• What is asked: Pull out every line below that contains the word "Annual", copying each one in full. Case counts.
══ Given information
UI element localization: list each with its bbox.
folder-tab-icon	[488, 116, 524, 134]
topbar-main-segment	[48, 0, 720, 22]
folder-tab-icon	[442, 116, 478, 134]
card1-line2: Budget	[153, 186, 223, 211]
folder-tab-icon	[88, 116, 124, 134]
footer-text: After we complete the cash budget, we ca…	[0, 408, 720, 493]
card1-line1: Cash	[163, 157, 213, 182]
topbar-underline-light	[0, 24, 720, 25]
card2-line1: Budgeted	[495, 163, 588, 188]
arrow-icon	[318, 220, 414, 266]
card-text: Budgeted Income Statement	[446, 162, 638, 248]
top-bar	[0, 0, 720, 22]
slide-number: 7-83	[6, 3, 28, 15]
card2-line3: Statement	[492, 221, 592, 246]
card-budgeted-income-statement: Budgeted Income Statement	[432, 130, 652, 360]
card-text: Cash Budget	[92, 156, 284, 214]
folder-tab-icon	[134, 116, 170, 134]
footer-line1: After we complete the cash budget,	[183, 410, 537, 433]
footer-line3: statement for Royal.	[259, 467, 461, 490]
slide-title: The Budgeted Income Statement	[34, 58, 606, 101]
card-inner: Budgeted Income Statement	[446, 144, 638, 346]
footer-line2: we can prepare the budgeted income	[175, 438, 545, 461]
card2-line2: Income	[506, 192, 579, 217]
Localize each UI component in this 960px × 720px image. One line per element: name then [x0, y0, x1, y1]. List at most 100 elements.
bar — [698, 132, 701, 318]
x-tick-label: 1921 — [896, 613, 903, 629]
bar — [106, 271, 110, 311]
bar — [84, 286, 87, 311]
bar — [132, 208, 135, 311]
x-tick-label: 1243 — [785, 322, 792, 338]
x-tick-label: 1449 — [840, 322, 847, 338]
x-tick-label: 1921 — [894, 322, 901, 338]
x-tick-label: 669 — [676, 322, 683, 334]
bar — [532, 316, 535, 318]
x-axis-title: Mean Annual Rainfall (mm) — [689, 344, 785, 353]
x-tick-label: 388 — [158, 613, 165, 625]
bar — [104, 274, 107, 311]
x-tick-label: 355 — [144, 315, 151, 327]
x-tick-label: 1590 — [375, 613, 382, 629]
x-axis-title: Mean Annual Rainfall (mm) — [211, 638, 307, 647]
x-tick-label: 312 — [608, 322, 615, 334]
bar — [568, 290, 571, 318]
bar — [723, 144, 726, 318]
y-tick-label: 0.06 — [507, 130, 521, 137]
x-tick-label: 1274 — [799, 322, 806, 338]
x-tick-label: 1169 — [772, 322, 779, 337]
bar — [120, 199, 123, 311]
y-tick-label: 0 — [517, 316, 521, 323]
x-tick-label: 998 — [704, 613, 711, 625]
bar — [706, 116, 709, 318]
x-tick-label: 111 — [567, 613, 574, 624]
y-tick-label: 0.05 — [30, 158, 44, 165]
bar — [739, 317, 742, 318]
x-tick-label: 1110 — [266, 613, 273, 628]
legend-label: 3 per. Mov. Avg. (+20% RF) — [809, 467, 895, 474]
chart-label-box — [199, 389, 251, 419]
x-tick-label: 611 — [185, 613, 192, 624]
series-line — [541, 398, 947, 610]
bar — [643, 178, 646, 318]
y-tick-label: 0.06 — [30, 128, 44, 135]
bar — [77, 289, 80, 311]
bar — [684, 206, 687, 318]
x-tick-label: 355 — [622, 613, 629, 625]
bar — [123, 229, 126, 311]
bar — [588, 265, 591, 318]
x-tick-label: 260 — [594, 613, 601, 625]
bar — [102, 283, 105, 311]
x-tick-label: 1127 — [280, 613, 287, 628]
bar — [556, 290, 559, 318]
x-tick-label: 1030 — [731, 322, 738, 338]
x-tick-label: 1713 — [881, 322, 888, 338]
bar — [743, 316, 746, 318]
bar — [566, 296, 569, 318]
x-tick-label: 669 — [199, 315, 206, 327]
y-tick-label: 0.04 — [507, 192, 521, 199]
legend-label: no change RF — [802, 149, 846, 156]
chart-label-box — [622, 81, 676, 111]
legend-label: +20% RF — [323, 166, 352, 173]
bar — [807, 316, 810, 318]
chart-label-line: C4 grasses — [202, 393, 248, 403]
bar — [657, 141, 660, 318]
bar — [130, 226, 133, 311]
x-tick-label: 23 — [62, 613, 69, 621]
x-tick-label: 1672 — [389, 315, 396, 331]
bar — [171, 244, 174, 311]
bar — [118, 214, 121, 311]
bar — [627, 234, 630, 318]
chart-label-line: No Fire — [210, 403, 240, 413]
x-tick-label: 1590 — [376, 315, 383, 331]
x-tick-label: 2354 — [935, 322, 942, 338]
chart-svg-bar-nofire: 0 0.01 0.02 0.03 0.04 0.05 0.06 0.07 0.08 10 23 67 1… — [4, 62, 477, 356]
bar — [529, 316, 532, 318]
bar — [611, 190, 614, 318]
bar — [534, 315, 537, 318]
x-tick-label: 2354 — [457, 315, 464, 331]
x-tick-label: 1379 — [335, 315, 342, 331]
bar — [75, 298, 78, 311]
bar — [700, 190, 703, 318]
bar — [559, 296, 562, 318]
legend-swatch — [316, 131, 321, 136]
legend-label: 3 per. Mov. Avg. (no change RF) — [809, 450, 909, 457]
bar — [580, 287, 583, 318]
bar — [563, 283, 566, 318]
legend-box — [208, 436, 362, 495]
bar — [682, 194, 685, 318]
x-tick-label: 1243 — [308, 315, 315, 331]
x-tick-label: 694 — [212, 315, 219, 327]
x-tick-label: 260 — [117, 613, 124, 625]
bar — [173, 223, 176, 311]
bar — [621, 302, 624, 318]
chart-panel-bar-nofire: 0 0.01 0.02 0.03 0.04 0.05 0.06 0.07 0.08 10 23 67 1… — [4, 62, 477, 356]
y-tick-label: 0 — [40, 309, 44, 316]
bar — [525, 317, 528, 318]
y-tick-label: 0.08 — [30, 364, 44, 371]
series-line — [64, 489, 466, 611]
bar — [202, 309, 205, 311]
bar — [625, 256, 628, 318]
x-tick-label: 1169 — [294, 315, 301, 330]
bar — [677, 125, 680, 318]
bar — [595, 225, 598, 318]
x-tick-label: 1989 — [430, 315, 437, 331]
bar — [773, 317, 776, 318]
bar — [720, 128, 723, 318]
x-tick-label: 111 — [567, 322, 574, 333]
════
• Answer to this task:
x-axis-title: Mean Annual Rainfall (mm) — [689, 344, 785, 353]
x-axis-title: Mean Annual Rainfall (mm) — [211, 638, 307, 647]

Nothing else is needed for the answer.